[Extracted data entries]
-*-*-
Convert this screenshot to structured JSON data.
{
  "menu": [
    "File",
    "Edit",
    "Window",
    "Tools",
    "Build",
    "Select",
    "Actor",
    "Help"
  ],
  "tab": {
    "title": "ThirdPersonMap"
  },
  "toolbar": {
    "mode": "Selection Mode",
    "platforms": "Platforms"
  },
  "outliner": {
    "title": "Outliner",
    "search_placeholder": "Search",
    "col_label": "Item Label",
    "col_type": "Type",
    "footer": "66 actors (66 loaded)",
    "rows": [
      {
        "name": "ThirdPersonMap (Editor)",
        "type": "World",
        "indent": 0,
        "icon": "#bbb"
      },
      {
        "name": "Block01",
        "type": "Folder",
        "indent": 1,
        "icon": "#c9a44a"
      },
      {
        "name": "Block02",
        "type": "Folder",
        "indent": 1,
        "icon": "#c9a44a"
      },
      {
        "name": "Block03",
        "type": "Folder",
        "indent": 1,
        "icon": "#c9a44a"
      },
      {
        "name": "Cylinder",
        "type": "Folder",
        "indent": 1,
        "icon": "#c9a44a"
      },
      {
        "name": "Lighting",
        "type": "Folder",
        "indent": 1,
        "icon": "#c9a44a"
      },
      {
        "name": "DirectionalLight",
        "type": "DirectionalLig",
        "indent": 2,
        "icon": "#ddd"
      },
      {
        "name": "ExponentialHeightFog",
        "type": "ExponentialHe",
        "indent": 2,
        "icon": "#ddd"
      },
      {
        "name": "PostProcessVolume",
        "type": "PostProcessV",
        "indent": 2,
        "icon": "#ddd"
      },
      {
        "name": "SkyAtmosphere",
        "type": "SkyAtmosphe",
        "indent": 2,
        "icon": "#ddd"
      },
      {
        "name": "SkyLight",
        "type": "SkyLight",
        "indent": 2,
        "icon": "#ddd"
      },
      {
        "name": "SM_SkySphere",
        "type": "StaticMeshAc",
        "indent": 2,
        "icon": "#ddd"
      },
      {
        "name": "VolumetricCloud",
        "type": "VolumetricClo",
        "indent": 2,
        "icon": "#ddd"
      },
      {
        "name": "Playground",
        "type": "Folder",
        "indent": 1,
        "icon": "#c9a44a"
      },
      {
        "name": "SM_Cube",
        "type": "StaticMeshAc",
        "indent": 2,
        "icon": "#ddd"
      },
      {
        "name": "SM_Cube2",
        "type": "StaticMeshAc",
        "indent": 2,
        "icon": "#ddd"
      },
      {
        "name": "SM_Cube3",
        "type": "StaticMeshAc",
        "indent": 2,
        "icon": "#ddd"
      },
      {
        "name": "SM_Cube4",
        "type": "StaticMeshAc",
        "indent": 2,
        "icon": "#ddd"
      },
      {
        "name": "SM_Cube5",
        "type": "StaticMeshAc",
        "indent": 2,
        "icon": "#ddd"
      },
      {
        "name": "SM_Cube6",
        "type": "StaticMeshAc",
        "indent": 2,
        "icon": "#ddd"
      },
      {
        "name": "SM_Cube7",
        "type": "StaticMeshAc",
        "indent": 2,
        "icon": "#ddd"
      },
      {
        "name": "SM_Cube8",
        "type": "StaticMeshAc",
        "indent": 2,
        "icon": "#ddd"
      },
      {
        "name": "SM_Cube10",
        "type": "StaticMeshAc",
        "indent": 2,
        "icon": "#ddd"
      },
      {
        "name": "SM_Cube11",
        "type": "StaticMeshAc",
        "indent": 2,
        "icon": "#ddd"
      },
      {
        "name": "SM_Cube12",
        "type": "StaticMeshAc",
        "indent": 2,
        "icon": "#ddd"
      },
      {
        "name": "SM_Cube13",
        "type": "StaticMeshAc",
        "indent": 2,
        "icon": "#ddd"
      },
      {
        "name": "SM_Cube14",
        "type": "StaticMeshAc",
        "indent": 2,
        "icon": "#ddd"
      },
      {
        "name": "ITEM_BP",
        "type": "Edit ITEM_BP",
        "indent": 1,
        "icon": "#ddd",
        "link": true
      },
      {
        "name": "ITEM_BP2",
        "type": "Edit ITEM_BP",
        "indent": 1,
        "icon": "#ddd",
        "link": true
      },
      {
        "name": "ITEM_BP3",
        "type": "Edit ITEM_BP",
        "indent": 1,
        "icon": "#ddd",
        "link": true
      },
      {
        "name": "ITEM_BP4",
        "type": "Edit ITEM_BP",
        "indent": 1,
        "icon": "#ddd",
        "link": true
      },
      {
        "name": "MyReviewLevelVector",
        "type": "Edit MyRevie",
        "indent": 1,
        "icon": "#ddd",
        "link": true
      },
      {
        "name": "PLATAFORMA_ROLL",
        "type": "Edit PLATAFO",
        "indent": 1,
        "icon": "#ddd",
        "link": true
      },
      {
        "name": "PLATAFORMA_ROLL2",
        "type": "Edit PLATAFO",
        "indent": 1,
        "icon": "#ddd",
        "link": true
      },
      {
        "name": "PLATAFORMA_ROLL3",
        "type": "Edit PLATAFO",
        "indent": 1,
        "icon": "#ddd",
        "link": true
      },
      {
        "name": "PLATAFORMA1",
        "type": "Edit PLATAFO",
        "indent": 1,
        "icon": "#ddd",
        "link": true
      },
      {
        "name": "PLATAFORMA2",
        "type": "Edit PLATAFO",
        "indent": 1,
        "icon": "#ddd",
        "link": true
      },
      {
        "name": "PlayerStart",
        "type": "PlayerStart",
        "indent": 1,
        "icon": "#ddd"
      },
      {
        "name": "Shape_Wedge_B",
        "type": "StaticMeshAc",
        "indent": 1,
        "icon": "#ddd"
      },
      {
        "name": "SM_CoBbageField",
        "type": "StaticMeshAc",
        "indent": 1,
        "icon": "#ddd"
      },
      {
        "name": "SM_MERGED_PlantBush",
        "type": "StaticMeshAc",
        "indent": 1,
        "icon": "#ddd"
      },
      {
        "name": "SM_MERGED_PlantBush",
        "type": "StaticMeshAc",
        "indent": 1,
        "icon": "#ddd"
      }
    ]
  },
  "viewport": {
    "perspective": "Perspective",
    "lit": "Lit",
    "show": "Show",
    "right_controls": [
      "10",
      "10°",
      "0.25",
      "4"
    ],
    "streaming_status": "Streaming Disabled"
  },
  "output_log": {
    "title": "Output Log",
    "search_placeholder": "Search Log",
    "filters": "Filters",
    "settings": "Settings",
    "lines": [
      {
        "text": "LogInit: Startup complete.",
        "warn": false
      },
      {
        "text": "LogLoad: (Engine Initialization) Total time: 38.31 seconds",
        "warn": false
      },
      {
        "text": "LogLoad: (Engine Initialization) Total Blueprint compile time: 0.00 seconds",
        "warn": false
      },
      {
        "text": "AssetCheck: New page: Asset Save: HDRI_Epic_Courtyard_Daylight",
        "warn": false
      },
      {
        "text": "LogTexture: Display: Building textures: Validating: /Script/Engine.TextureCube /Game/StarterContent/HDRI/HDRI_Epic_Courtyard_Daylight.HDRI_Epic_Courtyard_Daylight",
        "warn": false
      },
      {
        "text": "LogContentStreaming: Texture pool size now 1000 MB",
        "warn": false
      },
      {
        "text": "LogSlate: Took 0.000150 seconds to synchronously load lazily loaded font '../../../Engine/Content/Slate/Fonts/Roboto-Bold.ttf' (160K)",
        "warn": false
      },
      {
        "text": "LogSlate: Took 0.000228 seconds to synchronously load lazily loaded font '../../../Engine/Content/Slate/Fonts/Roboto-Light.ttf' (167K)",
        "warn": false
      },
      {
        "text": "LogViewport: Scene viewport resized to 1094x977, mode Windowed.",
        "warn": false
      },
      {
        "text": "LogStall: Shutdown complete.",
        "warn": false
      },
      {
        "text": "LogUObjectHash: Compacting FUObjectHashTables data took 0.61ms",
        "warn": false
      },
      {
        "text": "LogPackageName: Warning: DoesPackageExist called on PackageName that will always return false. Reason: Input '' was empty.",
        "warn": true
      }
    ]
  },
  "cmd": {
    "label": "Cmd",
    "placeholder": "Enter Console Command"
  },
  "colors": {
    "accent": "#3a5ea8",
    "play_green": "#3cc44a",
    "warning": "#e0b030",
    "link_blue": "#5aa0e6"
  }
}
-*-*-
Set problem
Track down every line of the material containing the string "font", and copy it.

Written answer
        "text": "LogSlate: Took 0.000150 seconds to synchronously load lazily loaded font '../../../Engine/Content/Slate/Fonts/Roboto-Bold.ttf' (160K)",
        "text": "LogSlate: Took 0.000228 seconds to synchronously load lazily loaded font '../../../Engine/Content/Slate/Fonts/Roboto-Light.ttf' (167K)",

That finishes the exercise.